GIVEN TASK:
Return all lines with the word "text" in them.
----- ENTRIES PROVIDED -----
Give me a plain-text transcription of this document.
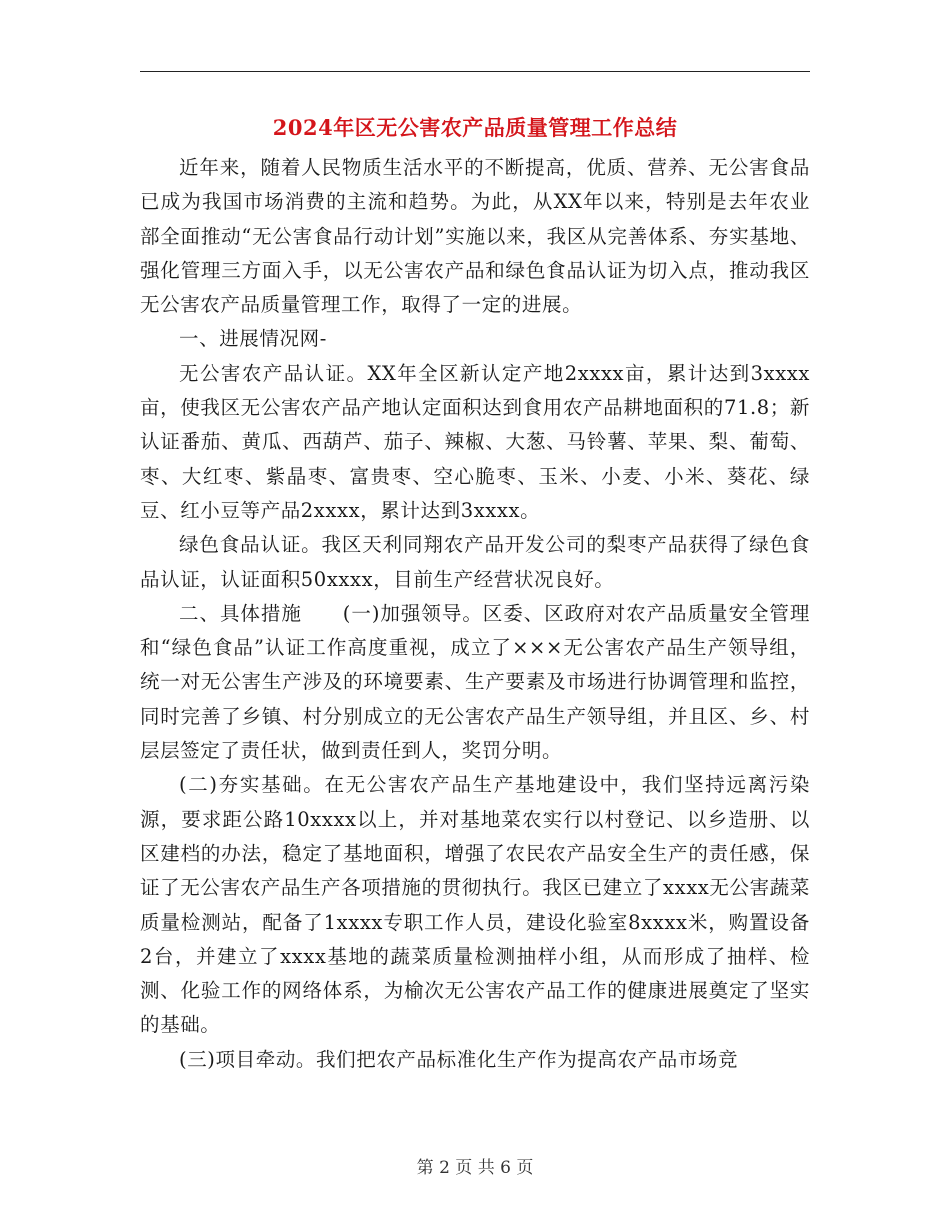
2024年区无公害农产品质量管理工作总结

近年来，随着人民物质生活水平的不断提高，优质、营养、无公害食品已成为我国市场消费的主流和趋势。为此，从XX年以来，特别是去年农业部全面推动“无公害食品行动计划”实施以来，我区从完善体系、夯实基地、强化管理三方面入手，以无公害农产品和绿色食品认证为切入点，推动我区无公害农产品质量管理工作，取得了一定的进展。

一、进展情况网-

无公害农产品认证。XX年全区新认定产地2xxxx亩，累计达到3xxxx亩，使我区无公害农产品产地认定面积达到食用农产品耕地面积的71.8；新认证番茄、黄瓜、西葫芦、茄子、辣椒、大葱、马铃薯、苹果、梨、葡萄、枣、大红枣、紫晶枣、富贵枣、空心脆枣、玉米、小麦、小米、葵花、绿豆、红小豆等产品2xxxx，累计达到3xxxx。

绿色食品认证。我区天利同翔农产品开发公司的梨枣产品获得了绿色食品认证，认证面积50xxxx，目前生产经营状况良好。

二、具体措施　　(一)加强领导。区委、区政府对农产品质量安全管理和“绿色食品”认证工作高度重视，成立了×××无公害农产品生产领导组，统一对无公害生产涉及的环境要素、生产要素及市场进行协调管理和监控，同时完善了乡镇、村分别成立的无公害农产品生产领导组，并且区、乡、村层层签定了责任状，做到责任到人，奖罚分明。

(二)夯实基础。在无公害农产品生产基地建设中，我们坚持远离污染源，要求距公路10xxxx以上，并对基地菜农实行以村登记、以乡造册、以区建档的办法，稳定了基地面积，增强了农民农产品安全生产的责任感，保证了无公害农产品生产各项措施的贯彻执行。我区已建立了xxxx无公害蔬菜质量检测站，配备了1xxxx专职工作人员，建设化验室8xxxx米，购置设备2台，并建立了xxxx基地的蔬菜质量检测抽样小组，从而形成了抽样、检测、化验工作的网络体系，为榆次无公害农产品工作的健康进展奠定了坚实的基础。

(三)项目牵动。我们把农产品标准化生产作为提高农产品市场竞

第 2 页 共 6 页
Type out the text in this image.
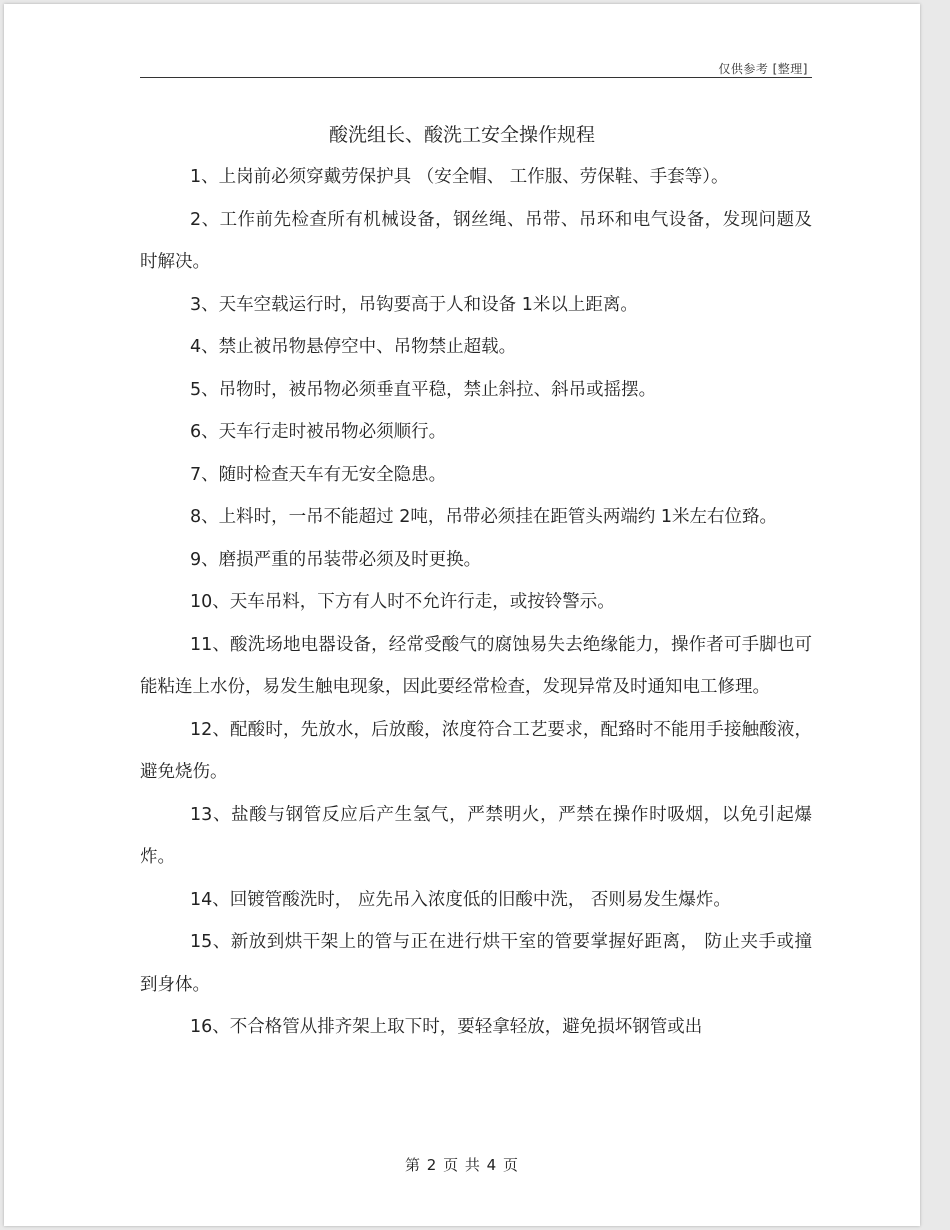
仅供参考 [整理]
酸洗组长、酸洗工安全操作规程

1、上岗前必须穿戴劳保护具 （安全帽、 工作服、劳保鞋、手套等）。

2、工作前先检查所有机械设备，钢丝绳、吊带、吊环和电气设备，发现问题及时解决。

3、天车空载运行时，吊钩要高于人和设备 1米以上距离。

4、禁止被吊物悬停空中、吊物禁止超载。

5、吊物时，被吊物必须垂直平稳，禁止斜拉、斜吊或摇摆。

6、天车行走时被吊物必须顺行。

7、随时检查天车有无安全隐患。

8、上料时，一吊不能超过 2吨，吊带必须挂在距管头两端约 1米左右位臵。

9、磨损严重的吊装带必须及时更换。

10、天车吊料，下方有人时不允许行走，或按铃警示。

11、酸洗场地电器设备，经常受酸气的腐蚀易失去绝缘能力，操作者可手脚也可能粘连上水份，易发生触电现象，因此要经常检查，发现异常及时通知电工修理。

12、配酸时，先放水，后放酸，浓度符合工艺要求，配臵时不能用手接触酸液，避免烧伤。

13、盐酸与钢管反应后产生氢气，严禁明火，严禁在操作时吸烟，以免引起爆炸。

14、回镀管酸洗时， 应先吊入浓度低的旧酸中洗， 否则易发生爆炸。

15、新放到烘干架上的管与正在进行烘干室的管要掌握好距离， 防止夹手或撞到身体。

16、不合格管从排齐架上取下时，要轻拿轻放，避免损坏钢管或出

第 2 页 共 4 页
-----
RIGHT ANSWER:
Give me a plain-text transcription of this document.
Type out the text in this image.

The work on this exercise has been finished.